**TO DO:** Pull out every line with the word "name" from the entries below.

## START GIVEN ENTRIES

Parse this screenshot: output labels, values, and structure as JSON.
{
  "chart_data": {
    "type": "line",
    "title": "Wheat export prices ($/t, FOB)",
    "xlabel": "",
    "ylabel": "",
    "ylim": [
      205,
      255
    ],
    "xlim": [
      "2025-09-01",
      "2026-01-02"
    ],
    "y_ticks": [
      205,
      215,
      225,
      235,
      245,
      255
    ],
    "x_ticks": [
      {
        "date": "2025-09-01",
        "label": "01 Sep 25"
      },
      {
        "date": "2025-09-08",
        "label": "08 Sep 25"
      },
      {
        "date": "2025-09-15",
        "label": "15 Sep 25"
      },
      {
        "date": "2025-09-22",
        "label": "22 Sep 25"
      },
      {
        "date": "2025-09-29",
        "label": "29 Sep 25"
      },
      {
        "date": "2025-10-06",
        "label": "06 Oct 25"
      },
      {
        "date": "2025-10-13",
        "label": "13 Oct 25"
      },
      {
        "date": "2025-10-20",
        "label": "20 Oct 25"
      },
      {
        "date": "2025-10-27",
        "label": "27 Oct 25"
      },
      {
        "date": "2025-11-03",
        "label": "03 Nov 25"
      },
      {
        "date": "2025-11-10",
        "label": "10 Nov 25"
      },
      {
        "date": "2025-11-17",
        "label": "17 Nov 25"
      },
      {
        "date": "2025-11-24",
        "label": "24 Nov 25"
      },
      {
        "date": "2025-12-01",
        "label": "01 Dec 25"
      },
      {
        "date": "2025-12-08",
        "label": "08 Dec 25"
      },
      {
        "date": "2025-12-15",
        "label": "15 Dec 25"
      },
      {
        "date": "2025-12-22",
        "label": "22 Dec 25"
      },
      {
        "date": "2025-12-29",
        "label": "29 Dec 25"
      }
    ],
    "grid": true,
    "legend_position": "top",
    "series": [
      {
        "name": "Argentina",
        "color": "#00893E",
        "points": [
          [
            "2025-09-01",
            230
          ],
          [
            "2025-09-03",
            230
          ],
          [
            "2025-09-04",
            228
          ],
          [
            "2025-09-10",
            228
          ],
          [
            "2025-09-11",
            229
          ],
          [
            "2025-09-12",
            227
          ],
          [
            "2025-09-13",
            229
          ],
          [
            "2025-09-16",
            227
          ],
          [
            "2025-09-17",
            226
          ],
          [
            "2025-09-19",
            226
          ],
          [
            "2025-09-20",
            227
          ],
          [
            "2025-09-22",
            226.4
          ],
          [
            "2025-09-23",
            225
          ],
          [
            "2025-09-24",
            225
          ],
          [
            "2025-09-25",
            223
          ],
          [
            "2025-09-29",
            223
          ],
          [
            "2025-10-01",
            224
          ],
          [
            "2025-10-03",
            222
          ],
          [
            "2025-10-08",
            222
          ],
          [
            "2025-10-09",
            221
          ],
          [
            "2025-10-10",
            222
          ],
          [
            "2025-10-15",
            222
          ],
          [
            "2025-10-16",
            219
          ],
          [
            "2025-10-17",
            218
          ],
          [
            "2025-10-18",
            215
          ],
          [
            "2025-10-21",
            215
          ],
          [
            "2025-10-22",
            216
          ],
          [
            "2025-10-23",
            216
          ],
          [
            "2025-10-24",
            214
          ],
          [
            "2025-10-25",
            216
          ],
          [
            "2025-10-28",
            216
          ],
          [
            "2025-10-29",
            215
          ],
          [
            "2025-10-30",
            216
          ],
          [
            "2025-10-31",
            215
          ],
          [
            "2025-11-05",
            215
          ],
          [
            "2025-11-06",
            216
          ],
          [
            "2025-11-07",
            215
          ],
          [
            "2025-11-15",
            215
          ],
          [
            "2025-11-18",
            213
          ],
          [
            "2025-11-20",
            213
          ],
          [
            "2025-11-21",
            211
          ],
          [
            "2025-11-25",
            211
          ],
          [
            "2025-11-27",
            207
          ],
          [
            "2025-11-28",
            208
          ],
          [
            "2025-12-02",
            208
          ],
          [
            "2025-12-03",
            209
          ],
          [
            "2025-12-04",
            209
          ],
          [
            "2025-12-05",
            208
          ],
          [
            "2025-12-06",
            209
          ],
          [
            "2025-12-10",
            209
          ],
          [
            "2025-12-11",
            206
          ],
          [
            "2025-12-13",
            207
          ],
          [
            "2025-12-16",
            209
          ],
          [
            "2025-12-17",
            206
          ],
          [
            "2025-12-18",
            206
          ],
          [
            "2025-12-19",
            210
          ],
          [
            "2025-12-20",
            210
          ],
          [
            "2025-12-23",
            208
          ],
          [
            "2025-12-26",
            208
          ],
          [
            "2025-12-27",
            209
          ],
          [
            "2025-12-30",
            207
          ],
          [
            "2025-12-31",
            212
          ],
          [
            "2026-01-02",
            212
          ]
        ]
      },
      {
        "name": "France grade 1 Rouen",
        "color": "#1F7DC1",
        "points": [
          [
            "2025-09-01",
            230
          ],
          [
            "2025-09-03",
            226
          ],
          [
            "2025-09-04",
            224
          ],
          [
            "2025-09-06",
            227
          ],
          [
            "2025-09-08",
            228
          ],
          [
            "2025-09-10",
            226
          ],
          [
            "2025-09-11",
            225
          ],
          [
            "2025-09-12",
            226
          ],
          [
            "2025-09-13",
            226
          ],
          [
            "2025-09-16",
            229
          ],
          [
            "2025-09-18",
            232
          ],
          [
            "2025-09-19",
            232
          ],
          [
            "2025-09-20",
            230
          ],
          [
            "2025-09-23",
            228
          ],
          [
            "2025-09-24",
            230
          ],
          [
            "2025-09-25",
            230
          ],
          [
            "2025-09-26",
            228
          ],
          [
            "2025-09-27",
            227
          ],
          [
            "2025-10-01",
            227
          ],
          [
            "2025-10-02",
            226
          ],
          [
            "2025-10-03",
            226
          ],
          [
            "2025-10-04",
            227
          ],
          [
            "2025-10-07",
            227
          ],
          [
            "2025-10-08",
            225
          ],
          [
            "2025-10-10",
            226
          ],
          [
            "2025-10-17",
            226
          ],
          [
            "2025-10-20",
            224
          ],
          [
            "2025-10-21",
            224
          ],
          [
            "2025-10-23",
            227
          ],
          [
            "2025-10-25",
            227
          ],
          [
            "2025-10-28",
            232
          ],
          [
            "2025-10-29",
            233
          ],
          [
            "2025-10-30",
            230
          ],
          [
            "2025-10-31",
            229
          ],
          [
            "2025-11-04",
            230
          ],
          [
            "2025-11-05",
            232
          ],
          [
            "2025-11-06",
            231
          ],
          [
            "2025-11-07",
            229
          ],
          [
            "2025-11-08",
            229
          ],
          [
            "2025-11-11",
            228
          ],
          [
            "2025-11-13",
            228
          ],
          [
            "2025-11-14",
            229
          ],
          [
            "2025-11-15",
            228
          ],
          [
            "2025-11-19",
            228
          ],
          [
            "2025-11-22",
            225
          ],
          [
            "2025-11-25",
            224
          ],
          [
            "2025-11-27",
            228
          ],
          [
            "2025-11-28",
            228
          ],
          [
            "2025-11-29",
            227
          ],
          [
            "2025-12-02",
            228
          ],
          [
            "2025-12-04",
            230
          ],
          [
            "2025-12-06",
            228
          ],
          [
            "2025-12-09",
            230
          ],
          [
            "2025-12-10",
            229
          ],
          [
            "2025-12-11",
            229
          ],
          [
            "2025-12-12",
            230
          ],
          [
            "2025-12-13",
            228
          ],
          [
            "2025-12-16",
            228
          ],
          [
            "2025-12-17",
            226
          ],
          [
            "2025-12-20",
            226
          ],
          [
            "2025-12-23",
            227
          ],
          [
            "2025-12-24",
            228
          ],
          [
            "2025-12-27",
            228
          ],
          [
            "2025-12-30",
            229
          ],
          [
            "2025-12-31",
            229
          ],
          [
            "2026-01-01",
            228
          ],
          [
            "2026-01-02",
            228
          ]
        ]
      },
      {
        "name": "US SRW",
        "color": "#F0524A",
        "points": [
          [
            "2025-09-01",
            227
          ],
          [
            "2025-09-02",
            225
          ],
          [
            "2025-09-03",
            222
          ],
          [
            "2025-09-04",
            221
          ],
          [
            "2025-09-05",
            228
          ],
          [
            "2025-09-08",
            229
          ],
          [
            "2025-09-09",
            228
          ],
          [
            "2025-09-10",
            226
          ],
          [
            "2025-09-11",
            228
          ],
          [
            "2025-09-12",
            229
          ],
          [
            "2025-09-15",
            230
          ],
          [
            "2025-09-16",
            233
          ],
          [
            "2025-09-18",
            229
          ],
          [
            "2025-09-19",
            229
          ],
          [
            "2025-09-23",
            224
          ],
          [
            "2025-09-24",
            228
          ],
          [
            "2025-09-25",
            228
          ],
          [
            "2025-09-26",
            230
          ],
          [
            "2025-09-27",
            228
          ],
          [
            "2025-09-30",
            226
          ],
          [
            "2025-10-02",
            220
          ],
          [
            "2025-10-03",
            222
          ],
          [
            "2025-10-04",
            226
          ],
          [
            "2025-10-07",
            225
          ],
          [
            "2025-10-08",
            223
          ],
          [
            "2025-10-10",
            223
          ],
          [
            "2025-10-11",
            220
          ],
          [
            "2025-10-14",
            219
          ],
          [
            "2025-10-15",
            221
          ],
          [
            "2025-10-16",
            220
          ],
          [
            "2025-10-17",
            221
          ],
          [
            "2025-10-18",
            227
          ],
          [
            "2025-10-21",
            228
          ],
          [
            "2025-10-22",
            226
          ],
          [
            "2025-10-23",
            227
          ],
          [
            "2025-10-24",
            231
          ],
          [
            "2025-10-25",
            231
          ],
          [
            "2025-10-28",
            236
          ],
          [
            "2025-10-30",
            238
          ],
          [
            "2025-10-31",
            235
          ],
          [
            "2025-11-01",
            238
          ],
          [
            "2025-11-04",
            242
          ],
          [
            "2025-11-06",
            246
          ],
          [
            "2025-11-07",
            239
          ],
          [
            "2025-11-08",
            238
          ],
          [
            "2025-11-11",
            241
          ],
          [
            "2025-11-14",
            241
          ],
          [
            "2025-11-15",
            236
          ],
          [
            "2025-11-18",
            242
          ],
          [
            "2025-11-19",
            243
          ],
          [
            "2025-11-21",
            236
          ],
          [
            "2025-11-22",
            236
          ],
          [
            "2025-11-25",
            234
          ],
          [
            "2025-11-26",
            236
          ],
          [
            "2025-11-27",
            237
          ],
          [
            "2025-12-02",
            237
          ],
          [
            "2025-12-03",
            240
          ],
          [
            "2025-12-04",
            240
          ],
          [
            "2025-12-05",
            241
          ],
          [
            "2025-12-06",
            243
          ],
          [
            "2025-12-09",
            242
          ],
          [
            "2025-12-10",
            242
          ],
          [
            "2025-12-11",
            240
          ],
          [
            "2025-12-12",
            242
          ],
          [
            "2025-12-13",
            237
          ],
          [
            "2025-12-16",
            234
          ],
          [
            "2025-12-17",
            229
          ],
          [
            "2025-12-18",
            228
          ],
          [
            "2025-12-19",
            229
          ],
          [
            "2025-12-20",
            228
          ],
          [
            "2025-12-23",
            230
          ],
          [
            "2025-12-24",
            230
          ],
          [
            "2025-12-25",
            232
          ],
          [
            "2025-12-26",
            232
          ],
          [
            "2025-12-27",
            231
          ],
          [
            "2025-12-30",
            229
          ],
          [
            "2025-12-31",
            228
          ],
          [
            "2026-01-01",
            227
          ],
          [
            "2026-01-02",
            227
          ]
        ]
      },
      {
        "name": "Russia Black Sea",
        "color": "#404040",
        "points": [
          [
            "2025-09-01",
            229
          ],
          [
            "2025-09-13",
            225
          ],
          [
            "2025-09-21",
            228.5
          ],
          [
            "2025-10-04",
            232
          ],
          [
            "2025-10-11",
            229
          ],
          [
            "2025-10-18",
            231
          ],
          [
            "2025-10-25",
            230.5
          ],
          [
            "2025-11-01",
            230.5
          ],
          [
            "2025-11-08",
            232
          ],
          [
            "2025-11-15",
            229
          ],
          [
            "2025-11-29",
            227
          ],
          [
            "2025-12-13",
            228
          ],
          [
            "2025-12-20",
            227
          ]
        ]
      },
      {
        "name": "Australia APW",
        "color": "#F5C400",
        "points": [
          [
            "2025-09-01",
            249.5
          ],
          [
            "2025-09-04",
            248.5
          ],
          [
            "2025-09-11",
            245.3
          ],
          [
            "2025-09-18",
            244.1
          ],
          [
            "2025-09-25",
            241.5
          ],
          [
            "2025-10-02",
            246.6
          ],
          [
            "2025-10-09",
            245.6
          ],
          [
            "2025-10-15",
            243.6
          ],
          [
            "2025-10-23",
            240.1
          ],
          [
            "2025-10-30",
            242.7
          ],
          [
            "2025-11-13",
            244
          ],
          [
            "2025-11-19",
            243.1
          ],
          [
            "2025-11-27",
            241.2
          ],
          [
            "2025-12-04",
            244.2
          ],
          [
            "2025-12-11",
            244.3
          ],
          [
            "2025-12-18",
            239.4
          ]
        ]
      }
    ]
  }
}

## END GIVEN ENTRIES

**THE SOLUTION:**
        "name": "Argentina",
        "name": "France grade 1 Rouen",
        "name": "US SRW",
        "name": "Russia Black Sea",
        "name": "Australia APW",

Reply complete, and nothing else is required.